* [What the exercise asks]
Select from the data all lines with the word "lidí".

* [Input data]
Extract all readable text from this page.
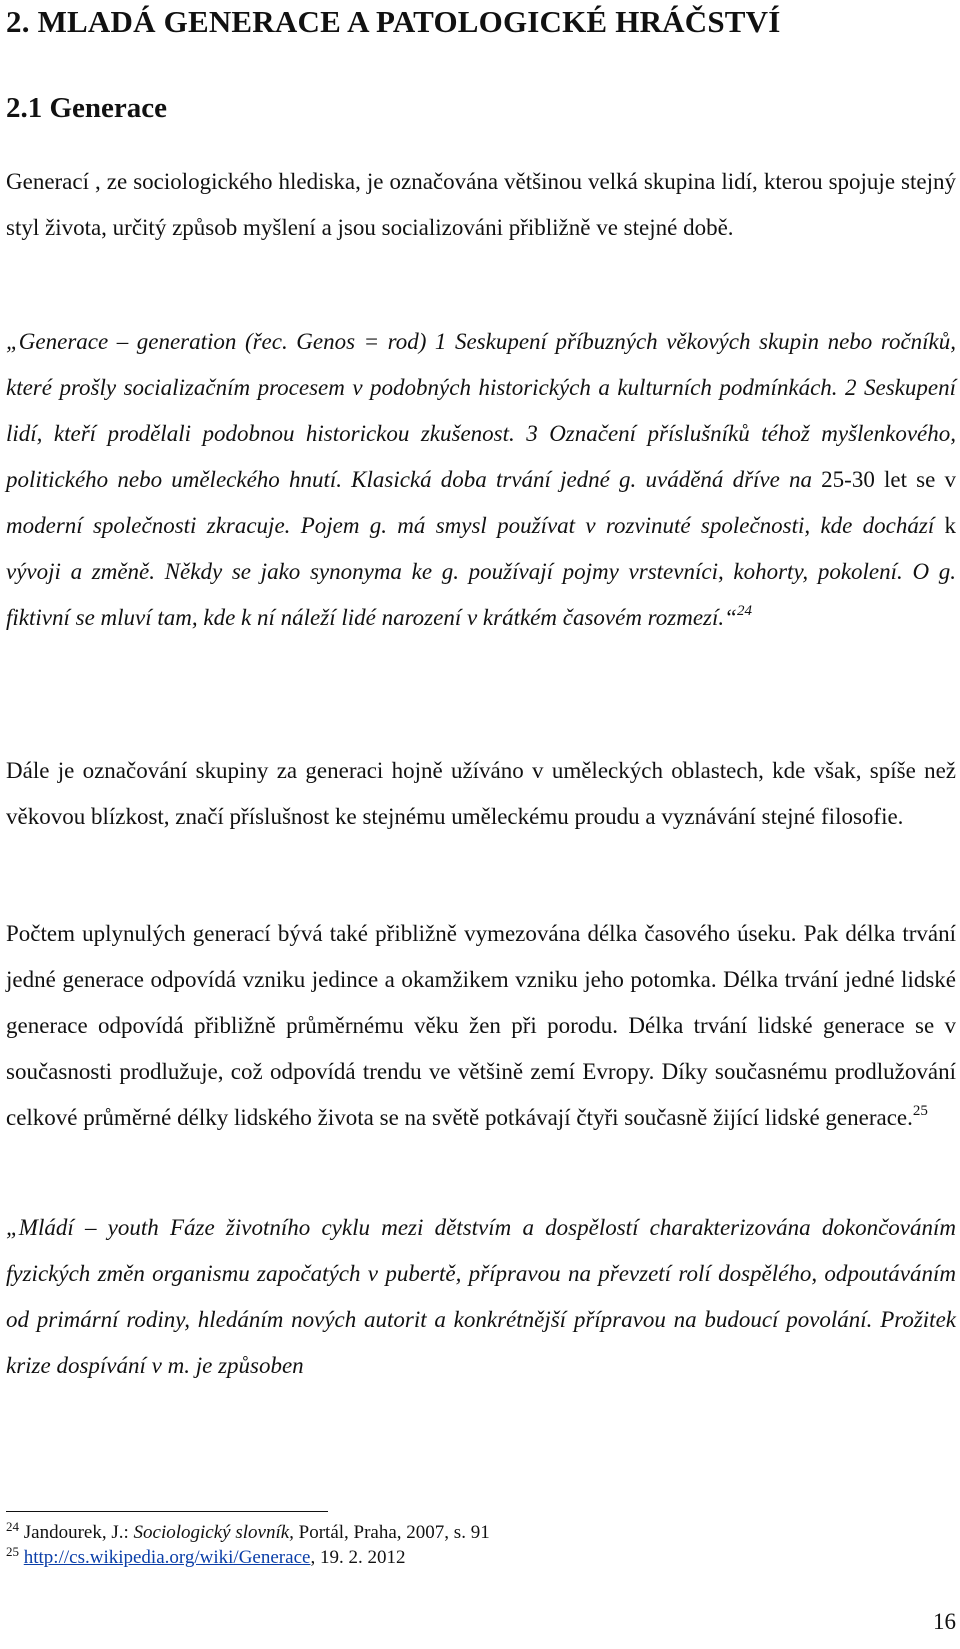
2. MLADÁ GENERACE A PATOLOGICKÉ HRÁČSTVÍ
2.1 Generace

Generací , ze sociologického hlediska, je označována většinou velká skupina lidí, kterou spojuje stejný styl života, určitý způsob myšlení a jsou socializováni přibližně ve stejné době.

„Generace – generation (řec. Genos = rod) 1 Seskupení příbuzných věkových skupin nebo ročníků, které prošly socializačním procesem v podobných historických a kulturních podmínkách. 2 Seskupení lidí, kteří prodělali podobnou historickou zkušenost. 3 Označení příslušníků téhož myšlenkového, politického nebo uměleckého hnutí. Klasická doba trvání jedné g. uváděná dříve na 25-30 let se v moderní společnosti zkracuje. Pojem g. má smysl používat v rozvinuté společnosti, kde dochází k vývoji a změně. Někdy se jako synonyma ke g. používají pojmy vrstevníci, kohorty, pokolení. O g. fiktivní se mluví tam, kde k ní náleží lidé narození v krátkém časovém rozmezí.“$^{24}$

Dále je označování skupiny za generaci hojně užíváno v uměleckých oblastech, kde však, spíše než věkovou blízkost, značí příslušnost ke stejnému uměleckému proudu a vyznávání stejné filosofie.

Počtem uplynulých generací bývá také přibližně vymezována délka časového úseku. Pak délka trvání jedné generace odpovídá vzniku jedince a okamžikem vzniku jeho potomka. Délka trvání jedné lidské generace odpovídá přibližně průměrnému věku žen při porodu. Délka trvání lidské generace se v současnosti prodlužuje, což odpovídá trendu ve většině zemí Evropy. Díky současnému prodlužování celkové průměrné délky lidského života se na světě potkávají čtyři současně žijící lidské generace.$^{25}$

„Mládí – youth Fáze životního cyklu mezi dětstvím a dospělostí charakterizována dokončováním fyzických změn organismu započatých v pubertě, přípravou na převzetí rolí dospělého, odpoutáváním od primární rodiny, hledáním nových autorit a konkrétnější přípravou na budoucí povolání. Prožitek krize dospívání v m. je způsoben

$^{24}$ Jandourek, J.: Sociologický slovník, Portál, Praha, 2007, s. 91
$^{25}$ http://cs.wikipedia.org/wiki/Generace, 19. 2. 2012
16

* [Result]
Generací , ze sociologického hlediska, je označována většinou velká skupina lidí, kterou spojuje stejný styl života, určitý způsob myšlení a jsou socializováni přibližně ve stejné době.
„Generace – generation (řec. Genos = rod) 1 Seskupení příbuzných věkových skupin nebo ročníků, které prošly socializačním procesem v podobných historických a kulturních podmínkách. 2 Seskupení lidí, kteří prodělali podobnou historickou zkušenost. 3 Označení příslušníků téhož myšlenkového, politického nebo uměleckého hnutí. Klasická doba trvání jedné g. uváděná dříve na 25-30 let se v moderní společnosti zkracuje. Pojem g. má smysl používat v rozvinuté společnosti, kde dochází k vývoji a změně. Někdy se jako synonyma ke g. používají pojmy vrstevníci, kohorty, pokolení. O g. fiktivní se mluví tam, kde k ní náleží lidé narození v krátkém časovém rozmezí.“$^{24}$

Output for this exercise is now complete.